[start The records]

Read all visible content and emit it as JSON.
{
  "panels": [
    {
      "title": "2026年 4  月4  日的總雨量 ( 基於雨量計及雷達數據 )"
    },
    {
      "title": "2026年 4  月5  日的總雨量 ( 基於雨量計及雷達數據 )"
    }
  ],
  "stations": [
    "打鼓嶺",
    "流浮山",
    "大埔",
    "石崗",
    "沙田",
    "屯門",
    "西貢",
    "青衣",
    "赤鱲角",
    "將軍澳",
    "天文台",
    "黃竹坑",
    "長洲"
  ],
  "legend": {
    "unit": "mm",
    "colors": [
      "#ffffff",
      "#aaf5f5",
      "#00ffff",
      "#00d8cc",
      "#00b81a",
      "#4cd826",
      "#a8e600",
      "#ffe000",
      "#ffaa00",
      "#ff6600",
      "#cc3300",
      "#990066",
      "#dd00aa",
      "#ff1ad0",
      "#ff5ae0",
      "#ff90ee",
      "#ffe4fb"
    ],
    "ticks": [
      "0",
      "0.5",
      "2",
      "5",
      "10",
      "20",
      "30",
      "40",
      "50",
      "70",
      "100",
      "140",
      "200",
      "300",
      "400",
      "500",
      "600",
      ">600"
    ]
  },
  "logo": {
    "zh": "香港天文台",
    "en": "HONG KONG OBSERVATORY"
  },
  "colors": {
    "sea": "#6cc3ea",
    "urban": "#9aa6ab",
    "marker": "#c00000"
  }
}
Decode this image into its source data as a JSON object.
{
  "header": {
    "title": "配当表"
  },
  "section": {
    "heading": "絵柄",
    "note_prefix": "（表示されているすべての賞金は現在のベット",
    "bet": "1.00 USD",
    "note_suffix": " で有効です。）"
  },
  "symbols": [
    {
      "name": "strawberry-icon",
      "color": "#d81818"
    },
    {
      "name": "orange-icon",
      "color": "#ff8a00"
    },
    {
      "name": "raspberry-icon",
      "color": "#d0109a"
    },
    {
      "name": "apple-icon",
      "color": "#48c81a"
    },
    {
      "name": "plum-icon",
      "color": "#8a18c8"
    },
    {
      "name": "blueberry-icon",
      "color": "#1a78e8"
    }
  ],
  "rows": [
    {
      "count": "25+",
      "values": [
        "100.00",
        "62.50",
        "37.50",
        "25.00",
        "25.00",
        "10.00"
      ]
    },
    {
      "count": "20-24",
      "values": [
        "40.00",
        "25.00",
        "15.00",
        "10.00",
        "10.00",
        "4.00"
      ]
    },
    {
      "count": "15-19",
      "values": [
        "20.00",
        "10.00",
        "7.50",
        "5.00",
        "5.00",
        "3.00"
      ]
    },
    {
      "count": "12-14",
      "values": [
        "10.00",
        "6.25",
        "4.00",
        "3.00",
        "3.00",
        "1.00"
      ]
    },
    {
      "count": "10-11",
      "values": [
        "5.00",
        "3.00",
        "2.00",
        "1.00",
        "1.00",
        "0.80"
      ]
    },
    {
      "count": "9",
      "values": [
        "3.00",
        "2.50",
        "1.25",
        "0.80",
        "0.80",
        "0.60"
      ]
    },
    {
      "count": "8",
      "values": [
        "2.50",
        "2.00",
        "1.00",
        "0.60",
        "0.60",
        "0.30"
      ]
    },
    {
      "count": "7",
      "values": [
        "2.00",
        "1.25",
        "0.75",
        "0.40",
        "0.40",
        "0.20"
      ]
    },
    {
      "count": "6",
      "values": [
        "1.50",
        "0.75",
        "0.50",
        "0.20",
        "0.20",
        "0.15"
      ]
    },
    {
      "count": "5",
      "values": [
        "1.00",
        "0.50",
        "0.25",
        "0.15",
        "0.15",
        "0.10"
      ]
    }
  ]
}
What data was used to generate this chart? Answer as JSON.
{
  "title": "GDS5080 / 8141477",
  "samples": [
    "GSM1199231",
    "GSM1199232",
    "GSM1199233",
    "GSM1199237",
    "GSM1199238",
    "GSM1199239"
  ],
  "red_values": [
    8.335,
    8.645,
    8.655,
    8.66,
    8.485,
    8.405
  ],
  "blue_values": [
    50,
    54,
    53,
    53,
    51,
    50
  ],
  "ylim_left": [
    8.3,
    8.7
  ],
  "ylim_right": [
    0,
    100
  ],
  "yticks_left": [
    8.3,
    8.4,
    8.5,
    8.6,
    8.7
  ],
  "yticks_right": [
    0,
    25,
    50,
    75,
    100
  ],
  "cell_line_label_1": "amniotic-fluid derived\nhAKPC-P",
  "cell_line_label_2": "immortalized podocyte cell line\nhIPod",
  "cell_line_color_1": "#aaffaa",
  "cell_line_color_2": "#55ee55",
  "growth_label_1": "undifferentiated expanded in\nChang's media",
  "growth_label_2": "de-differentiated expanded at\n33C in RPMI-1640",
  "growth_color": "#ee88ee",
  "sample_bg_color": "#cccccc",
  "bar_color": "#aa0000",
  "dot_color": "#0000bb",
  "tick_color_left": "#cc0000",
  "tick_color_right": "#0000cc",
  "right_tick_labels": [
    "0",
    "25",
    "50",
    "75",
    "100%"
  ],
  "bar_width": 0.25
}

[end The records]

→ Problem to solve
Go through the material and copy out every line with "data" in it.

→ Full solution
Decode this image into its source data as a JSON object.
What data was used to generate this chart? Answer as JSON.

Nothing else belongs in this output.